● Records provided:
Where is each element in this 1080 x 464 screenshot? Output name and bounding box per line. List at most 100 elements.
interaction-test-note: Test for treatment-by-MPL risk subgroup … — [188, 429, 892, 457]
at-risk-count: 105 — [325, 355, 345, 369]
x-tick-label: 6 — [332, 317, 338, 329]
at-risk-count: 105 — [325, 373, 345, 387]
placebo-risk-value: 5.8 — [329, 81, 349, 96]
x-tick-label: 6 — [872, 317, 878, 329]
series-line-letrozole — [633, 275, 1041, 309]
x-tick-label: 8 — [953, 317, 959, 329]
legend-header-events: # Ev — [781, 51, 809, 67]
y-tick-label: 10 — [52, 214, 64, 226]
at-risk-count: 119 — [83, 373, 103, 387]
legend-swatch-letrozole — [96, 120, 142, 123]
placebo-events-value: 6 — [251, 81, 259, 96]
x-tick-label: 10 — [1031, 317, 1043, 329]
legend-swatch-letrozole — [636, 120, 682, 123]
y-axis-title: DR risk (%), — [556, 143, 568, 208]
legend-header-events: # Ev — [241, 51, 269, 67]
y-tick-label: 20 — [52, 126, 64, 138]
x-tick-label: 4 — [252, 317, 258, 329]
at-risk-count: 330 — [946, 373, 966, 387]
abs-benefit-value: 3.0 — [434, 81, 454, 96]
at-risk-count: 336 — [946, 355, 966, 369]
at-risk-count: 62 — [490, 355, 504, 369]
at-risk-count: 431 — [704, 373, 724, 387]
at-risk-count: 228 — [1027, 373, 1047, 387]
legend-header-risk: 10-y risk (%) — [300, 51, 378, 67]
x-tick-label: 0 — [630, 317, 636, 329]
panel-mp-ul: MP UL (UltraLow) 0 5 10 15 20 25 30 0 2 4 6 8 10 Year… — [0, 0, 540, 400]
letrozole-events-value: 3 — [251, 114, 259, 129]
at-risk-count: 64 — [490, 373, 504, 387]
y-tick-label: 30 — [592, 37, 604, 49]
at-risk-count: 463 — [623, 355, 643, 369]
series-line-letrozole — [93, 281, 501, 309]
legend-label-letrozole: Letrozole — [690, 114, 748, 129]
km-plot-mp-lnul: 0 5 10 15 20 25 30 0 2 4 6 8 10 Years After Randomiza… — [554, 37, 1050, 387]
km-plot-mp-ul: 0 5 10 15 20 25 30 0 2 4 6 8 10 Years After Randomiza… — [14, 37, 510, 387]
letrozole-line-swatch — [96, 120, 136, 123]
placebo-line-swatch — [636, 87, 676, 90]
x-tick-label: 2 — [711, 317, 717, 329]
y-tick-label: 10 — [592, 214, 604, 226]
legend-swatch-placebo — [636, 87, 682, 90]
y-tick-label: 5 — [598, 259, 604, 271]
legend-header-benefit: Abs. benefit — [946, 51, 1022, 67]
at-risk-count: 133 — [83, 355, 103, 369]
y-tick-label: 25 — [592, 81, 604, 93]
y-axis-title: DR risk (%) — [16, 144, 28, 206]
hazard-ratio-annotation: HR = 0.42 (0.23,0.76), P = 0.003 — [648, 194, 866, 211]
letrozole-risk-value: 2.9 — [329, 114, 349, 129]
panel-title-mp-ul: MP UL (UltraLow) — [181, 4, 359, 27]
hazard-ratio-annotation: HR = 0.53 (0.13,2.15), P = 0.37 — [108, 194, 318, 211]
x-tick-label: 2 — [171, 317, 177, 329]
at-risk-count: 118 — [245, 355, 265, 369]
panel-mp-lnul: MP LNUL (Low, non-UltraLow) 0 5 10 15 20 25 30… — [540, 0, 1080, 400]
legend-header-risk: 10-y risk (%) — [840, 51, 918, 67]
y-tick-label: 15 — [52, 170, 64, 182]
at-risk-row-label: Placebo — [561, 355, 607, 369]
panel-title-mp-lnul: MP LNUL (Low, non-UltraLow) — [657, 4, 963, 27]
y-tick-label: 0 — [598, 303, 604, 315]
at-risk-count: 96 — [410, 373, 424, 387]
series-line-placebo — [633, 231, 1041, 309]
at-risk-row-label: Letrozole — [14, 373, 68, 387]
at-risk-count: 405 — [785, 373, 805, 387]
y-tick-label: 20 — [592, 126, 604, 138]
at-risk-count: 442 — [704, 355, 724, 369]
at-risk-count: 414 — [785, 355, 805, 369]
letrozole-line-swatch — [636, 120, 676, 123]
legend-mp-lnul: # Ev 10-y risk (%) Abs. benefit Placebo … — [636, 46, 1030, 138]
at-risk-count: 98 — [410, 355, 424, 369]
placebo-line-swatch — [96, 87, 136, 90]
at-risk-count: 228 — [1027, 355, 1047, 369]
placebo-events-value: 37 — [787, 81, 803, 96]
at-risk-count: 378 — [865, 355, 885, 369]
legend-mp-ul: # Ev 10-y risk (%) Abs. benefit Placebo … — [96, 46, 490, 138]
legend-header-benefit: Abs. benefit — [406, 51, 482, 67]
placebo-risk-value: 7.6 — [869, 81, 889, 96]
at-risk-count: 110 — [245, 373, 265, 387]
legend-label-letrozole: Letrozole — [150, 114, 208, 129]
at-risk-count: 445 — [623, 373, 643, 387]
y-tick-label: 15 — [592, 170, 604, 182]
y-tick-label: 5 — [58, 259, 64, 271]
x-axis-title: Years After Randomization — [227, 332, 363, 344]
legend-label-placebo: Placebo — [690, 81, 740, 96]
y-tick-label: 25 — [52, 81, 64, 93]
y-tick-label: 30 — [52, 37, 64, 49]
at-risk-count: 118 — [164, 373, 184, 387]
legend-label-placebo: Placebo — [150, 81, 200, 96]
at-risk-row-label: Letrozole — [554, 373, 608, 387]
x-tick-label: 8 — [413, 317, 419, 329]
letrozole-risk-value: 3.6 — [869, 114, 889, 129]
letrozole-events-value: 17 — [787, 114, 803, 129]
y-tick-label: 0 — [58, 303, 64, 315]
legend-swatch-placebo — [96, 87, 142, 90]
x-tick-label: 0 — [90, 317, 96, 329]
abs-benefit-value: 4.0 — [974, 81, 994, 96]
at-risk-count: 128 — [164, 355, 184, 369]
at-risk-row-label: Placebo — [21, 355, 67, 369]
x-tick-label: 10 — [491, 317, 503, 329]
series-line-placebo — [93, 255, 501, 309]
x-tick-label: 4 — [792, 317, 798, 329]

● Written task: Reproduce the lines above word for word.

● Exercise answer:
Where is each element in this 1080 x 464 screenshot? Output name and bounding box per line. List at most 100 elements.
interaction-test-note: Test for treatment-by-MPL risk subgroup … — [188, 429, 892, 457]
at-risk-count: 105 — [325, 355, 345, 369]
x-tick-label: 6 — [332, 317, 338, 329]
at-risk-count: 105 — [325, 373, 345, 387]
placebo-risk-value: 5.8 — [329, 81, 349, 96]
x-tick-label: 6 — [872, 317, 878, 329]
series-line-letrozole — [633, 275, 1041, 309]
x-tick-label: 8 — [953, 317, 959, 329]
legend-header-events: # Ev — [781, 51, 809, 67]
y-tick-label: 10 — [52, 214, 64, 226]
at-risk-count: 119 — [83, 373, 103, 387]
legend-swatch-letrozole — [96, 120, 142, 123]
placebo-events-value: 6 — [251, 81, 259, 96]
x-tick-label: 10 — [1031, 317, 1043, 329]
legend-swatch-letrozole — [636, 120, 682, 123]
y-axis-title: DR risk (%), — [556, 143, 568, 208]
legend-header-events: # Ev — [241, 51, 269, 67]
y-tick-label: 20 — [52, 126, 64, 138]
x-tick-label: 4 — [252, 317, 258, 329]
at-risk-count: 330 — [946, 373, 966, 387]
abs-benefit-value: 3.0 — [434, 81, 454, 96]
at-risk-count: 336 — [946, 355, 966, 369]
at-risk-count: 62 — [490, 355, 504, 369]
at-risk-count: 431 — [704, 373, 724, 387]
at-risk-count: 228 — [1027, 373, 1047, 387]
legend-header-risk: 10-y risk (%) — [300, 51, 378, 67]
x-tick-label: 0 — [630, 317, 636, 329]
panel-mp-ul: MP UL (UltraLow) 0 5 10 15 20 25 30 0 2 4 6 8 10 Year… — [0, 0, 540, 400]
letrozole-events-value: 3 — [251, 114, 259, 129]
at-risk-count: 64 — [490, 373, 504, 387]
y-tick-label: 30 — [592, 37, 604, 49]
at-risk-count: 463 — [623, 355, 643, 369]
series-line-letrozole — [93, 281, 501, 309]
legend-label-letrozole: Letrozole — [690, 114, 748, 129]
km-plot-mp-lnul: 0 5 10 15 20 25 30 0 2 4 6 8 10 Years After Randomiza… — [554, 37, 1050, 387]
km-plot-mp-ul: 0 5 10 15 20 25 30 0 2 4 6 8 10 Years After Randomiza… — [14, 37, 510, 387]
letrozole-line-swatch — [96, 120, 136, 123]
placebo-line-swatch — [636, 87, 676, 90]
x-tick-label: 2 — [711, 317, 717, 329]
y-tick-label: 10 — [592, 214, 604, 226]
legend-swatch-placebo — [636, 87, 682, 90]
y-tick-label: 5 — [598, 259, 604, 271]
legend-header-benefit: Abs. benefit — [946, 51, 1022, 67]
at-risk-count: 133 — [83, 355, 103, 369]
y-tick-label: 25 — [592, 81, 604, 93]
y-axis-title: DR risk (%) — [16, 144, 28, 206]
hazard-ratio-annotation: HR = 0.42 (0.23,0.76), P = 0.003 — [648, 194, 866, 211]
letrozole-risk-value: 2.9 — [329, 114, 349, 129]
panel-title-mp-ul: MP UL (UltraLow) — [181, 4, 359, 27]
hazard-ratio-annotation: HR = 0.53 (0.13,2.15), P = 0.37 — [108, 194, 318, 211]
x-tick-label: 2 — [171, 317, 177, 329]
at-risk-count: 118 — [245, 355, 265, 369]
panel-mp-lnul: MP LNUL (Low, non-UltraLow) 0 5 10 15 20 25 30… — [540, 0, 1080, 400]
legend-header-risk: 10-y risk (%) — [840, 51, 918, 67]
y-tick-label: 15 — [52, 170, 64, 182]
at-risk-row-label: Placebo — [561, 355, 607, 369]
panel-title-mp-lnul: MP LNUL (Low, non-UltraLow) — [657, 4, 963, 27]
y-tick-label: 0 — [598, 303, 604, 315]
at-risk-count: 96 — [410, 373, 424, 387]
series-line-placebo — [633, 231, 1041, 309]
at-risk-row-label: Letrozole — [14, 373, 68, 387]
at-risk-count: 405 — [785, 373, 805, 387]
y-tick-label: 20 — [592, 126, 604, 138]
at-risk-count: 442 — [704, 355, 724, 369]
at-risk-count: 414 — [785, 355, 805, 369]
letrozole-line-swatch — [636, 120, 676, 123]
legend-mp-lnul: # Ev 10-y risk (%) Abs. benefit Placebo … — [636, 46, 1030, 138]
at-risk-count: 98 — [410, 355, 424, 369]
placebo-line-swatch — [96, 87, 136, 90]
at-risk-count: 228 — [1027, 355, 1047, 369]
placebo-events-value: 37 — [787, 81, 803, 96]
at-risk-count: 378 — [865, 355, 885, 369]
legend-mp-ul: # Ev 10-y risk (%) Abs. benefit Placebo … — [96, 46, 490, 138]
legend-header-benefit: Abs. benefit — [406, 51, 482, 67]
placebo-risk-value: 7.6 — [869, 81, 889, 96]
at-risk-count: 110 — [245, 373, 265, 387]
legend-label-letrozole: Letrozole — [150, 114, 208, 129]
at-risk-count: 445 — [623, 373, 643, 387]
y-tick-label: 15 — [592, 170, 604, 182]
y-tick-label: 5 — [58, 259, 64, 271]
x-axis-title: Years After Randomization — [227, 332, 363, 344]
legend-label-placebo: Placebo — [690, 81, 740, 96]
y-tick-label: 25 — [52, 81, 64, 93]
y-tick-label: 30 — [52, 37, 64, 49]
at-risk-count: 118 — [164, 373, 184, 387]
legend-label-placebo: Placebo — [150, 81, 200, 96]
at-risk-row-label: Letrozole — [554, 373, 608, 387]
x-tick-label: 8 — [413, 317, 419, 329]
letrozole-risk-value: 3.6 — [869, 114, 889, 129]
letrozole-events-value: 17 — [787, 114, 803, 129]
y-tick-label: 0 — [58, 303, 64, 315]
legend-swatch-placebo — [96, 87, 142, 90]
x-tick-label: 0 — [90, 317, 96, 329]
abs-benefit-value: 4.0 — [974, 81, 994, 96]
at-risk-count: 128 — [164, 355, 184, 369]
at-risk-row-label: Placebo — [21, 355, 67, 369]
x-tick-label: 10 — [491, 317, 503, 329]
series-line-placebo — [93, 255, 501, 309]
x-tick-label: 4 — [792, 317, 798, 329]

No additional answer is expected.